_DATA SHOWN_.
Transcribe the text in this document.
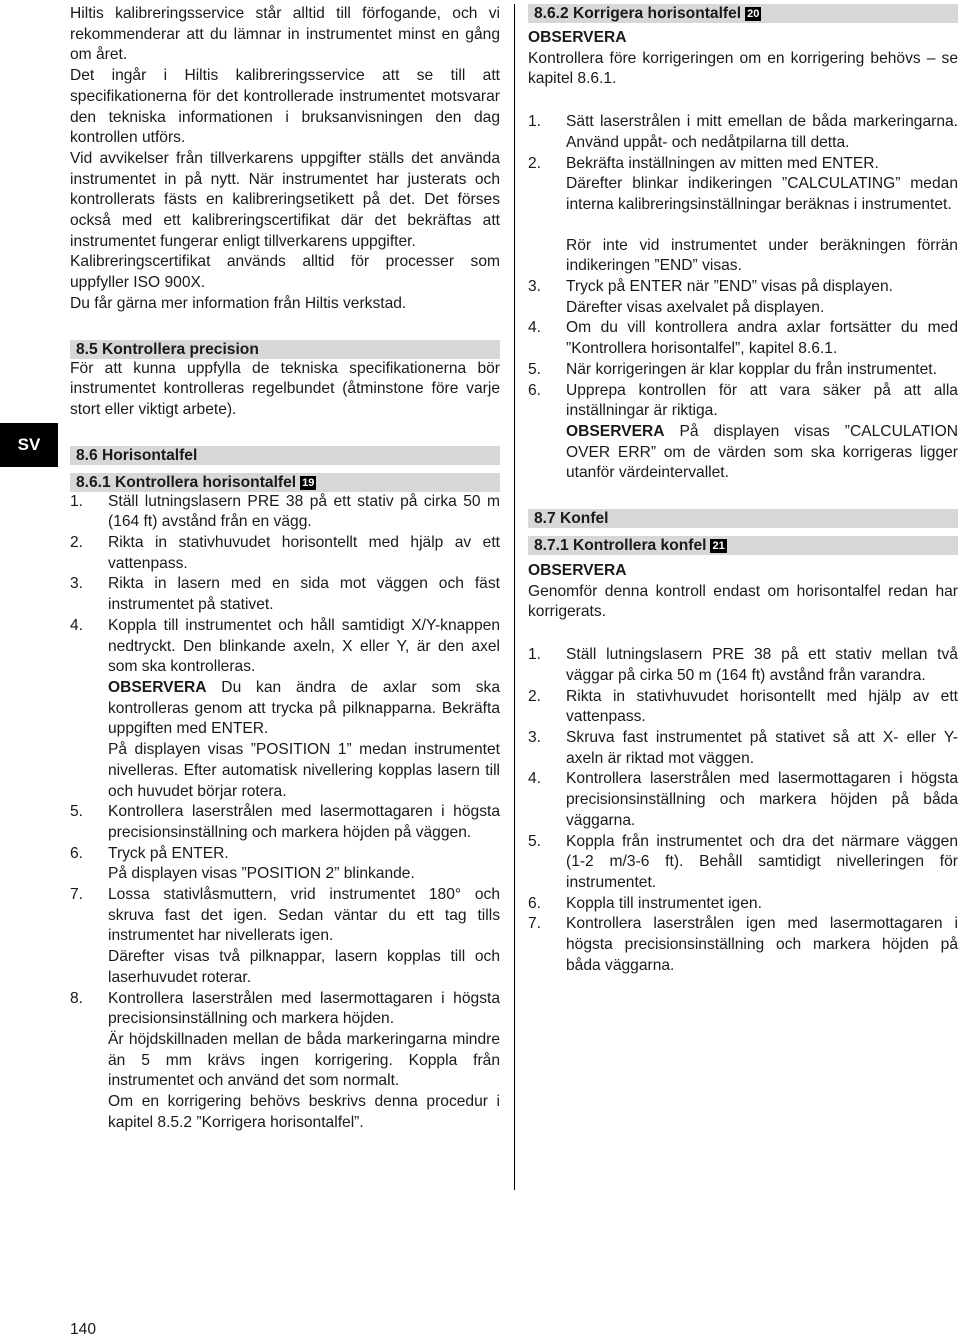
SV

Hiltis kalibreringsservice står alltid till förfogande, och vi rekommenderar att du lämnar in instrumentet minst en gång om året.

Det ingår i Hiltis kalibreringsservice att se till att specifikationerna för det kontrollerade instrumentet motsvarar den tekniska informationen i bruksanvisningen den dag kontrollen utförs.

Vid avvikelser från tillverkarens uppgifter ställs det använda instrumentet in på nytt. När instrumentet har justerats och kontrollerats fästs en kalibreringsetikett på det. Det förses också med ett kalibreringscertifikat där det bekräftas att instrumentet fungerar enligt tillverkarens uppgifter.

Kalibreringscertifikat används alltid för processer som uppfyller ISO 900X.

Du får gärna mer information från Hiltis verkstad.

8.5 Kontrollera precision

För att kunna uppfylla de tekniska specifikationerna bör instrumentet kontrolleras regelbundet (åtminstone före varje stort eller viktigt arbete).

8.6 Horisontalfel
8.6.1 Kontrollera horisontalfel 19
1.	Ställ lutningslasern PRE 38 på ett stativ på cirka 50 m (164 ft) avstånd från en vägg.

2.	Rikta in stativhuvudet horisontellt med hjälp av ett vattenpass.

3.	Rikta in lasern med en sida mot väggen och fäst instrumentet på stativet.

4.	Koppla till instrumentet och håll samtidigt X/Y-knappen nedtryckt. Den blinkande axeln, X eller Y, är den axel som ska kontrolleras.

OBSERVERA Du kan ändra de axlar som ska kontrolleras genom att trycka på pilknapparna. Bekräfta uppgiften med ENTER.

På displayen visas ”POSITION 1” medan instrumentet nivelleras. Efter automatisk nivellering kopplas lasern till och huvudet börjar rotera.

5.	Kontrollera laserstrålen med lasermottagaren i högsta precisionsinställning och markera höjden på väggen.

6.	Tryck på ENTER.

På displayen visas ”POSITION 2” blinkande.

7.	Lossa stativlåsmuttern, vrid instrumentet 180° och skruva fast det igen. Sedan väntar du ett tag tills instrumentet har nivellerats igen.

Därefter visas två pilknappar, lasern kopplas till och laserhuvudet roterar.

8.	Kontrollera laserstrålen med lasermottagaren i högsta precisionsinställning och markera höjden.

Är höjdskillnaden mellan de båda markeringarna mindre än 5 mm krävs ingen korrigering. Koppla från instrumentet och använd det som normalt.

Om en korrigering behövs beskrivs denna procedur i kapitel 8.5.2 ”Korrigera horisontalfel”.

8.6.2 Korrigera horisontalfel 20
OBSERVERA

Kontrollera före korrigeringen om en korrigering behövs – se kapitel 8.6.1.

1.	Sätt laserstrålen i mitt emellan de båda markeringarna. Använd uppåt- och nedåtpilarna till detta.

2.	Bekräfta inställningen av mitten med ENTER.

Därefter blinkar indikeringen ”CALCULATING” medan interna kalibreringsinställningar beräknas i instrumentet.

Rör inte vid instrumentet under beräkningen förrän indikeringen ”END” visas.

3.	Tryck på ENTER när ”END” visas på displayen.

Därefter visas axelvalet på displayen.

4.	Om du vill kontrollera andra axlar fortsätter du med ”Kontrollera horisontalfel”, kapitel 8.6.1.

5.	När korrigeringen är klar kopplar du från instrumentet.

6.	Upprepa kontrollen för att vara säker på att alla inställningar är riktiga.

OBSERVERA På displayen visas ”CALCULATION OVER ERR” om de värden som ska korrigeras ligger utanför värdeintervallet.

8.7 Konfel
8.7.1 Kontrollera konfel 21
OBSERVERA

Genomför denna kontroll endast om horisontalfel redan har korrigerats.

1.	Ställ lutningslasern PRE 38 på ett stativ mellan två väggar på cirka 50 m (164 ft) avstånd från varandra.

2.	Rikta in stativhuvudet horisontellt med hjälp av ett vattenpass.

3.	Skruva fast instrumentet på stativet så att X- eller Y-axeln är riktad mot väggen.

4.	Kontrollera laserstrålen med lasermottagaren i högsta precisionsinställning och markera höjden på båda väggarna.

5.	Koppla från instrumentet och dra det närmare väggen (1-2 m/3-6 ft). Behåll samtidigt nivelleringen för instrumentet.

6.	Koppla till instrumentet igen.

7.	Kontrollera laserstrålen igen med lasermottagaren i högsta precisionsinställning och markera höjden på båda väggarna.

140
* * *
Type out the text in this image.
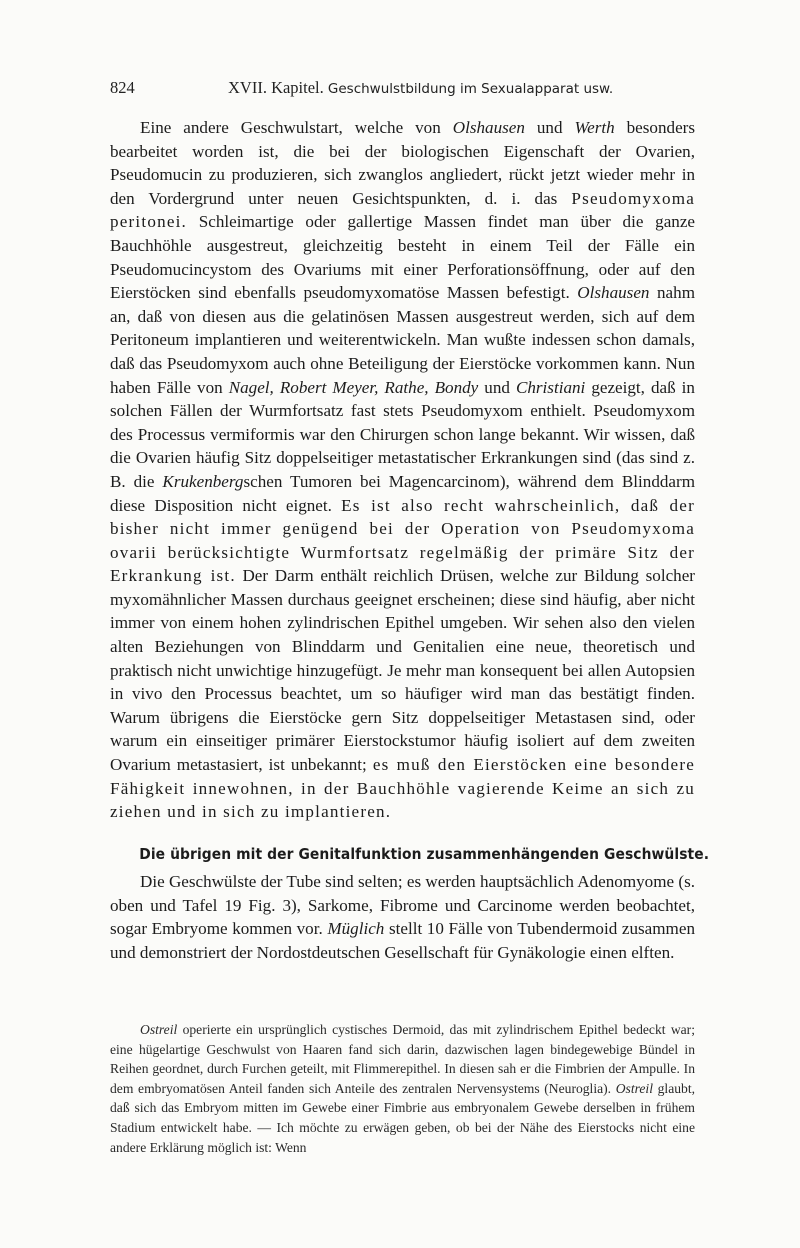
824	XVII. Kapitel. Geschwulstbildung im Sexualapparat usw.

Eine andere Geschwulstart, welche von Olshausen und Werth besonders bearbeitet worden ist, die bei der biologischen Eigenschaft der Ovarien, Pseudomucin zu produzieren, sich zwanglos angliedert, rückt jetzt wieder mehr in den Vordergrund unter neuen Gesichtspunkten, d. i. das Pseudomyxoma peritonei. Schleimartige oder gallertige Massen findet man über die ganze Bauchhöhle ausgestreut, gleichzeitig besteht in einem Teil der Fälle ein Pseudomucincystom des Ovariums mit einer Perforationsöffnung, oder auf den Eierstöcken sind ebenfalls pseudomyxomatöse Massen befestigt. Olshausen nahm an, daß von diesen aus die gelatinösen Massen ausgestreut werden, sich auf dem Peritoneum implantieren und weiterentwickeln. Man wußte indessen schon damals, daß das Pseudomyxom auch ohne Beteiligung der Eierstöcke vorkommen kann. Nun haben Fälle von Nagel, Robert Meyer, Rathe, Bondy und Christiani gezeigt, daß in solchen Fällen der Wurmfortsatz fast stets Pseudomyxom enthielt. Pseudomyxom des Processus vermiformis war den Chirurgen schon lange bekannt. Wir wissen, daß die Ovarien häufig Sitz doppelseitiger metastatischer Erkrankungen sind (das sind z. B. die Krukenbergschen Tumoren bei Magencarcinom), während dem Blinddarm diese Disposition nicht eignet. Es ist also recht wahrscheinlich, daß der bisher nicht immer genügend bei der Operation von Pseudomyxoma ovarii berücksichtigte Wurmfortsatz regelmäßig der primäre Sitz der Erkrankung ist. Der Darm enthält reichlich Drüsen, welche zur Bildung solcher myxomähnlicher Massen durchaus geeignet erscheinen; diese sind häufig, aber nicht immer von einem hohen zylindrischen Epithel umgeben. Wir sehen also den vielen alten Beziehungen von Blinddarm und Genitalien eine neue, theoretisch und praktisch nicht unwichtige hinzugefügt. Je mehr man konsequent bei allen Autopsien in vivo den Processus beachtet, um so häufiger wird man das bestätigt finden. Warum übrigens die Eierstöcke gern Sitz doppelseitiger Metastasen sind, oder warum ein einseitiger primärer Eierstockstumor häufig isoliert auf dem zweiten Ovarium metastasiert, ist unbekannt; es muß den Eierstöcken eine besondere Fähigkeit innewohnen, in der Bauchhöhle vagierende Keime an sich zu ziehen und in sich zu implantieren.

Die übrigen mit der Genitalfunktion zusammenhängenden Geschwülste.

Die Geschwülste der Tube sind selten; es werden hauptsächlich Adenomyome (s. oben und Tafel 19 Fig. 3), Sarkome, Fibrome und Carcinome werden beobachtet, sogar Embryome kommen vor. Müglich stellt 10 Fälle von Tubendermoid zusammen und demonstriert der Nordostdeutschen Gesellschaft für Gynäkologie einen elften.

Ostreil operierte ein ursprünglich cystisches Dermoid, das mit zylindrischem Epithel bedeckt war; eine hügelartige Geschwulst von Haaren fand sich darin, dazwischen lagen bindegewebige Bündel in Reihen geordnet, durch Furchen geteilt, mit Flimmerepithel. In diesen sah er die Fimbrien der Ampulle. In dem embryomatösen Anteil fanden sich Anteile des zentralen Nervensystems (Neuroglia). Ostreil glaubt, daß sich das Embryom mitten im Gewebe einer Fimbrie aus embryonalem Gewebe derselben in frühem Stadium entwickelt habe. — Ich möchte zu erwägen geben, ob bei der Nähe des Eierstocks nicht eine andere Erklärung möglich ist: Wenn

_TASK DETAILS_.
Count the lines in the entries where the string "indikeringen" appears, and report only the number.

_PROBLEM SOLUTION_.
2